Exercise prompt:
Repeat, exactly and in full, the lines of the listing below, but without any pictures.

[Figure collection entries]
——————

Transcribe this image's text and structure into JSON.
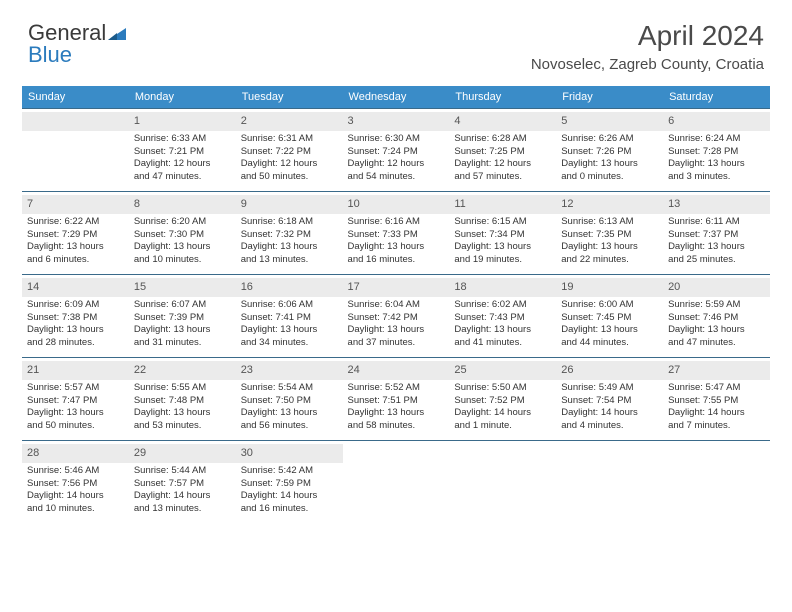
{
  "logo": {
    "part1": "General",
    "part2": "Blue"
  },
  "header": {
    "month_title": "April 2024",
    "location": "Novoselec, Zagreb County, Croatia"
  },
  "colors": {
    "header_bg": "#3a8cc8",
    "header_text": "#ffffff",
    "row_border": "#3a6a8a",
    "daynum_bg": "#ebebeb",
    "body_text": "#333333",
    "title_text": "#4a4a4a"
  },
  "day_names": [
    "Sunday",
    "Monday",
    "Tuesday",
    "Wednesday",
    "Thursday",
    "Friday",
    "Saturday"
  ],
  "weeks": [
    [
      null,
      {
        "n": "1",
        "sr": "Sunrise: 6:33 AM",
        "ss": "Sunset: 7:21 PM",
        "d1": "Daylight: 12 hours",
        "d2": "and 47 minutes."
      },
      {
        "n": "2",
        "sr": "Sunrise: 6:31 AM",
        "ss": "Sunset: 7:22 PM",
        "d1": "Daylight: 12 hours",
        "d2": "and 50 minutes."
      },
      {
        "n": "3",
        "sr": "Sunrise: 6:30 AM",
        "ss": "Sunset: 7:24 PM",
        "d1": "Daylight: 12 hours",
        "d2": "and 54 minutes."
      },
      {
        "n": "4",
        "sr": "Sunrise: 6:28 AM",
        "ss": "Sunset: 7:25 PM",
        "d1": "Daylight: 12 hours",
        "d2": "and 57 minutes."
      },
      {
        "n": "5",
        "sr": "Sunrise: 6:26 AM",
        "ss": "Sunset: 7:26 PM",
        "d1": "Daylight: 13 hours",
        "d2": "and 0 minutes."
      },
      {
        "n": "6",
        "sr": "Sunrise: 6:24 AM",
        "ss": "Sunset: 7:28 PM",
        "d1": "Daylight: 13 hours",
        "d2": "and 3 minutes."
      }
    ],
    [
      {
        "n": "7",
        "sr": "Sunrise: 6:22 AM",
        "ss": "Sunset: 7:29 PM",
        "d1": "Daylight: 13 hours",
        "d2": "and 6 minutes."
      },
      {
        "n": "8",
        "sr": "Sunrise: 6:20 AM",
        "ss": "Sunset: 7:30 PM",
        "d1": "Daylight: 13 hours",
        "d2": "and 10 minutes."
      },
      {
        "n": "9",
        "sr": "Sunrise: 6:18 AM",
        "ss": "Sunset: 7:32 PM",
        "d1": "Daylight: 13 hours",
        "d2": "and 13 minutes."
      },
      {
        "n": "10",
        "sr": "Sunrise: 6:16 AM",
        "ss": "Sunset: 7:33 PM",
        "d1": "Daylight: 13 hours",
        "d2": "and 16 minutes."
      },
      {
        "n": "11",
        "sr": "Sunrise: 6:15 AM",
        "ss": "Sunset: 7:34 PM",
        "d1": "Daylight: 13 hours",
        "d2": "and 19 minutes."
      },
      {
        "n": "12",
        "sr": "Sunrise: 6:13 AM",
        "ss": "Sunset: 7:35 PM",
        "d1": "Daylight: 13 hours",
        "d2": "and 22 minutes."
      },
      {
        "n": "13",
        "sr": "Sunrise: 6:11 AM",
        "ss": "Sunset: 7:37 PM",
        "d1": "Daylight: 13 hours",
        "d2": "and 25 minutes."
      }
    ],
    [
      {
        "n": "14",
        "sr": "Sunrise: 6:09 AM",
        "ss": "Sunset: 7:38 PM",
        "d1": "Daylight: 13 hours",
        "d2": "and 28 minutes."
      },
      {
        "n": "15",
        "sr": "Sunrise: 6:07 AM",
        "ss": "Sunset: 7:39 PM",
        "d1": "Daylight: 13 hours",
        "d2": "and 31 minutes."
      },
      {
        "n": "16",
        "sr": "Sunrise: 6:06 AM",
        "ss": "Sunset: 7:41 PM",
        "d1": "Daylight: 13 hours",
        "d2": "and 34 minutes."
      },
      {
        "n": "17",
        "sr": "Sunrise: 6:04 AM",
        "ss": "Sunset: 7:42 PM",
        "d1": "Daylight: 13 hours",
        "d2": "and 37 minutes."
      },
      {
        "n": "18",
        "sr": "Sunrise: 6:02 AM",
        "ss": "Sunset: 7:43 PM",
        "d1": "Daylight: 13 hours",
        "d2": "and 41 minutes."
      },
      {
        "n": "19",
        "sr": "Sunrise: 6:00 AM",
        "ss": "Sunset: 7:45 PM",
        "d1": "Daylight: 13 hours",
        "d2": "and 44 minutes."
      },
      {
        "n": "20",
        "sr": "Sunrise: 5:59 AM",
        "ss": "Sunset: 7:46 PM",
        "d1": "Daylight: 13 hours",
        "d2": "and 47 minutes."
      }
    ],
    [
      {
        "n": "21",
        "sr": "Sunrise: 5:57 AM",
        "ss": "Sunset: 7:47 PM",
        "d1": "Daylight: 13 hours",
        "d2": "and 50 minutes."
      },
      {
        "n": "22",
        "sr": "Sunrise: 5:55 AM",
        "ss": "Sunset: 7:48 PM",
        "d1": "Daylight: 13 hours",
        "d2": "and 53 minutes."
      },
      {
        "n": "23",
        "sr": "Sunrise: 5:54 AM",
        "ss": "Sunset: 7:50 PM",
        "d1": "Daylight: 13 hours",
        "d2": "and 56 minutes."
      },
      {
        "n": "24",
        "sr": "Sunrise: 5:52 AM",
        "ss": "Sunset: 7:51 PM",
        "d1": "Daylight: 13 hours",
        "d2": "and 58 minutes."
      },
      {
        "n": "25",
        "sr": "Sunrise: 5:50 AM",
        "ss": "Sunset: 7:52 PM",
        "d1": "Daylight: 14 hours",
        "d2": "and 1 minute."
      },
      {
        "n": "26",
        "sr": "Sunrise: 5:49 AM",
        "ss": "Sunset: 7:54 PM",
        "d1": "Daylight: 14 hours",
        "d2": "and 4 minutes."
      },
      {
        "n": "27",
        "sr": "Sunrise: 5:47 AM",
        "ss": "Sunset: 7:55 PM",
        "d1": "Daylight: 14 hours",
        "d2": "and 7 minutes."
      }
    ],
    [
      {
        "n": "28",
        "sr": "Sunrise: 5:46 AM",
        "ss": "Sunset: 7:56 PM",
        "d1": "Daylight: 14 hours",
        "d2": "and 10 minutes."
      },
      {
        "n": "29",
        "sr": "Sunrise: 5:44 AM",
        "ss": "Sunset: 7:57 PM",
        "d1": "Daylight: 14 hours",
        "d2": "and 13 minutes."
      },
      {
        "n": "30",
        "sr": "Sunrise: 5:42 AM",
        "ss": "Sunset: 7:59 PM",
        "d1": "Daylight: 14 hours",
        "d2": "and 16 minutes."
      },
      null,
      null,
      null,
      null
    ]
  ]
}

——————

Exercise answer:
Transcribe this image's text and structure into JSON.
{
  "logo": {
    "part1": "General",
    "part2": "Blue"
  },
  "header": {
    "month_title": "April 2024",
    "location": "Novoselec, Zagreb County, Croatia"
  },
  "colors": {
    "header_bg": "#3a8cc8",
    "header_text": "#ffffff",
    "row_border": "#3a6a8a",
    "daynum_bg": "#ebebeb",
    "body_text": "#333333",
    "title_text": "#4a4a4a"
  },
  "day_names": [
    "Sunday",
    "Monday",
    "Tuesday",
    "Wednesday",
    "Thursday",
    "Friday",
    "Saturday"
  ],
  "weeks": [
    [
      null,
      {
        "n": "1",
        "sr": "Sunrise: 6:33 AM",
        "ss": "Sunset: 7:21 PM",
        "d1": "Daylight: 12 hours",
        "d2": "and 47 minutes."
      },
      {
        "n": "2",
        "sr": "Sunrise: 6:31 AM",
        "ss": "Sunset: 7:22 PM",
        "d1": "Daylight: 12 hours",
        "d2": "and 50 minutes."
      },
      {
        "n": "3",
        "sr": "Sunrise: 6:30 AM",
        "ss": "Sunset: 7:24 PM",
        "d1": "Daylight: 12 hours",
        "d2": "and 54 minutes."
      },
      {
        "n": "4",
        "sr": "Sunrise: 6:28 AM",
        "ss": "Sunset: 7:25 PM",
        "d1": "Daylight: 12 hours",
        "d2": "and 57 minutes."
      },
      {
        "n": "5",
        "sr": "Sunrise: 6:26 AM",
        "ss": "Sunset: 7:26 PM",
        "d1": "Daylight: 13 hours",
        "d2": "and 0 minutes."
      },
      {
        "n": "6",
        "sr": "Sunrise: 6:24 AM",
        "ss": "Sunset: 7:28 PM",
        "d1": "Daylight: 13 hours",
        "d2": "and 3 minutes."
      }
    ],
    [
      {
        "n": "7",
        "sr": "Sunrise: 6:22 AM",
        "ss": "Sunset: 7:29 PM",
        "d1": "Daylight: 13 hours",
        "d2": "and 6 minutes."
      },
      {
        "n": "8",
        "sr": "Sunrise: 6:20 AM",
        "ss": "Sunset: 7:30 PM",
        "d1": "Daylight: 13 hours",
        "d2": "and 10 minutes."
      },
      {
        "n": "9",
        "sr": "Sunrise: 6:18 AM",
        "ss": "Sunset: 7:32 PM",
        "d1": "Daylight: 13 hours",
        "d2": "and 13 minutes."
      },
      {
        "n": "10",
        "sr": "Sunrise: 6:16 AM",
        "ss": "Sunset: 7:33 PM",
        "d1": "Daylight: 13 hours",
        "d2": "and 16 minutes."
      },
      {
        "n": "11",
        "sr": "Sunrise: 6:15 AM",
        "ss": "Sunset: 7:34 PM",
        "d1": "Daylight: 13 hours",
        "d2": "and 19 minutes."
      },
      {
        "n": "12",
        "sr": "Sunrise: 6:13 AM",
        "ss": "Sunset: 7:35 PM",
        "d1": "Daylight: 13 hours",
        "d2": "and 22 minutes."
      },
      {
        "n": "13",
        "sr": "Sunrise: 6:11 AM",
        "ss": "Sunset: 7:37 PM",
        "d1": "Daylight: 13 hours",
        "d2": "and 25 minutes."
      }
    ],
    [
      {
        "n": "14",
        "sr": "Sunrise: 6:09 AM",
        "ss": "Sunset: 7:38 PM",
        "d1": "Daylight: 13 hours",
        "d2": "and 28 minutes."
      },
      {
        "n": "15",
        "sr": "Sunrise: 6:07 AM",
        "ss": "Sunset: 7:39 PM",
        "d1": "Daylight: 13 hours",
        "d2": "and 31 minutes."
      },
      {
        "n": "16",
        "sr": "Sunrise: 6:06 AM",
        "ss": "Sunset: 7:41 PM",
        "d1": "Daylight: 13 hours",
        "d2": "and 34 minutes."
      },
      {
        "n": "17",
        "sr": "Sunrise: 6:04 AM",
        "ss": "Sunset: 7:42 PM",
        "d1": "Daylight: 13 hours",
        "d2": "and 37 minutes."
      },
      {
        "n": "18",
        "sr": "Sunrise: 6:02 AM",
        "ss": "Sunset: 7:43 PM",
        "d1": "Daylight: 13 hours",
        "d2": "and 41 minutes."
      },
      {
        "n": "19",
        "sr": "Sunrise: 6:00 AM",
        "ss": "Sunset: 7:45 PM",
        "d1": "Daylight: 13 hours",
        "d2": "and 44 minutes."
      },
      {
        "n": "20",
        "sr": "Sunrise: 5:59 AM",
        "ss": "Sunset: 7:46 PM",
        "d1": "Daylight: 13 hours",
        "d2": "and 47 minutes."
      }
    ],
    [
      {
        "n": "21",
        "sr": "Sunrise: 5:57 AM",
        "ss": "Sunset: 7:47 PM",
        "d1": "Daylight: 13 hours",
        "d2": "and 50 minutes."
      },
      {
        "n": "22",
        "sr": "Sunrise: 5:55 AM",
        "ss": "Sunset: 7:48 PM",
        "d1": "Daylight: 13 hours",
        "d2": "and 53 minutes."
      },
      {
        "n": "23",
        "sr": "Sunrise: 5:54 AM",
        "ss": "Sunset: 7:50 PM",
        "d1": "Daylight: 13 hours",
        "d2": "and 56 minutes."
      },
      {
        "n": "24",
        "sr": "Sunrise: 5:52 AM",
        "ss": "Sunset: 7:51 PM",
        "d1": "Daylight: 13 hours",
        "d2": "and 58 minutes."
      },
      {
        "n": "25",
        "sr": "Sunrise: 5:50 AM",
        "ss": "Sunset: 7:52 PM",
        "d1": "Daylight: 14 hours",
        "d2": "and 1 minute."
      },
      {
        "n": "26",
        "sr": "Sunrise: 5:49 AM",
        "ss": "Sunset: 7:54 PM",
        "d1": "Daylight: 14 hours",
        "d2": "and 4 minutes."
      },
      {
        "n": "27",
        "sr": "Sunrise: 5:47 AM",
        "ss": "Sunset: 7:55 PM",
        "d1": "Daylight: 14 hours",
        "d2": "and 7 minutes."
      }
    ],
    [
      {
        "n": "28",
        "sr": "Sunrise: 5:46 AM",
        "ss": "Sunset: 7:56 PM",
        "d1": "Daylight: 14 hours",
        "d2": "and 10 minutes."
      },
      {
        "n": "29",
        "sr": "Sunrise: 5:44 AM",
        "ss": "Sunset: 7:57 PM",
        "d1": "Daylight: 14 hours",
        "d2": "and 13 minutes."
      },
      {
        "n": "30",
        "sr": "Sunrise: 5:42 AM",
        "ss": "Sunset: 7:59 PM",
        "d1": "Daylight: 14 hours",
        "d2": "and 16 minutes."
      },
      null,
      null,
      null,
      null
    ]
  ]
}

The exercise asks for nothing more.